◆ **RECORDS**:
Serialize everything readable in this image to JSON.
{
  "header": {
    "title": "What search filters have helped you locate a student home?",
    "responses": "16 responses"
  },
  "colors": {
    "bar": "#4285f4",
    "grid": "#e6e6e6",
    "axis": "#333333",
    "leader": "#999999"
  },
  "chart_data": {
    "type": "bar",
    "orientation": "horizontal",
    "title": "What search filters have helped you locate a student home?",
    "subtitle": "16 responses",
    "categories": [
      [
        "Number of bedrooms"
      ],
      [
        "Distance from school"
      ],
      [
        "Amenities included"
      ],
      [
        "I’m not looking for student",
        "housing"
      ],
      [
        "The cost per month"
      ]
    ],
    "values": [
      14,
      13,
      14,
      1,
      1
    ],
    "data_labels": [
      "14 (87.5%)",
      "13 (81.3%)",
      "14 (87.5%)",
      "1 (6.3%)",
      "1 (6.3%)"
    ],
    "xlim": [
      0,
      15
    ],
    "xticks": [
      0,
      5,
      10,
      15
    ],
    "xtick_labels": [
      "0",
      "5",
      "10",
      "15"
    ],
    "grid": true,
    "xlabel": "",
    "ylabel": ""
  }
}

◆ **OBJECTIVE**: Repeat the material word for word, in full.

◆ **ANSWER TO THIS TASK**:
Serialize everything readable in this image to JSON.
{
  "header": {
    "title": "What search filters have helped you locate a student home?",
    "responses": "16 responses"
  },
  "colors": {
    "bar": "#4285f4",
    "grid": "#e6e6e6",
    "axis": "#333333",
    "leader": "#999999"
  },
  "chart_data": {
    "type": "bar",
    "orientation": "horizontal",
    "title": "What search filters have helped you locate a student home?",
    "subtitle": "16 responses",
    "categories": [
      [
        "Number of bedrooms"
      ],
      [
        "Distance from school"
      ],
      [
        "Amenities included"
      ],
      [
        "I’m not looking for student",
        "housing"
      ],
      [
        "The cost per month"
      ]
    ],
    "values": [
      14,
      13,
      14,
      1,
      1
    ],
    "data_labels": [
      "14 (87.5%)",
      "13 (81.3%)",
      "14 (87.5%)",
      "1 (6.3%)",
      "1 (6.3%)"
    ],
    "xlim": [
      0,
      15
    ],
    "xticks": [
      0,
      5,
      10,
      15
    ],
    "xtick_labels": [
      "0",
      "5",
      "10",
      "15"
    ],
    "grid": true,
    "xlabel": "",
    "ylabel": ""
  }
}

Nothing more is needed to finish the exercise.